- Aim -
Below are some entries. Copy each line that holds the string "Пошук".

- The data -
######
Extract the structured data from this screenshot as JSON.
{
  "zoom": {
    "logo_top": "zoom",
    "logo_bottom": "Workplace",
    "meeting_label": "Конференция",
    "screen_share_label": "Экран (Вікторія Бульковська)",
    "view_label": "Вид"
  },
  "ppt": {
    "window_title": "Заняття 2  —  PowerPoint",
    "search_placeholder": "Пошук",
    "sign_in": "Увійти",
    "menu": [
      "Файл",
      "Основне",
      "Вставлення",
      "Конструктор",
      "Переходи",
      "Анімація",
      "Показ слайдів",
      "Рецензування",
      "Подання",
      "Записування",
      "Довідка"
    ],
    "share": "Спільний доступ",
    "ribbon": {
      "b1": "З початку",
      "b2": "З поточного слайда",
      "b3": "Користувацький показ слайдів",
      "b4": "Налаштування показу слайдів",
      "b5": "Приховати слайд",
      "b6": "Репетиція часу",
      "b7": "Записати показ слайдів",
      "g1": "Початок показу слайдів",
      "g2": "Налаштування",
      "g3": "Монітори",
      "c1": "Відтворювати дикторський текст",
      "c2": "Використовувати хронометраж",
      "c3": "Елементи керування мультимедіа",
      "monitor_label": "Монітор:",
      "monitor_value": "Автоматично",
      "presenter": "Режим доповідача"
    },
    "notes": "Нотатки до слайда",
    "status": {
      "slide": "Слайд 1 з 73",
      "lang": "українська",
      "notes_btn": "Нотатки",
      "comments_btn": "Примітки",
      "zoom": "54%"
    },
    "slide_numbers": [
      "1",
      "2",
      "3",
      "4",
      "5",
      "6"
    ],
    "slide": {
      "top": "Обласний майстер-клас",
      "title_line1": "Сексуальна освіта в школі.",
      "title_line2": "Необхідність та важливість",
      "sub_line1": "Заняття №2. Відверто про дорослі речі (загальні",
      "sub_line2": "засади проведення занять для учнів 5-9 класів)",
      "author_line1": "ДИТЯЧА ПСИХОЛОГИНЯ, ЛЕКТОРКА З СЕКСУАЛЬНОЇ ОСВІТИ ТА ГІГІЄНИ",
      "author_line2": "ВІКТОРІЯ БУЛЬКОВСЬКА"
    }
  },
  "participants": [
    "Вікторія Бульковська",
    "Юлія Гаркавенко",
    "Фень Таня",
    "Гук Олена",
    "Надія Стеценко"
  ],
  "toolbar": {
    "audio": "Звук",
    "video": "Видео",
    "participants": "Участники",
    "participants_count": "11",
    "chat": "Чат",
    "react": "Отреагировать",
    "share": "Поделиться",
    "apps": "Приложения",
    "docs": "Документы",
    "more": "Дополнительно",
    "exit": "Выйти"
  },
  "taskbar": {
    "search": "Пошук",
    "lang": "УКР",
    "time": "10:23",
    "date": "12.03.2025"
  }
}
######
- Completed exercise -
    "search_placeholder": "Пошук",
    "search": "Пошук",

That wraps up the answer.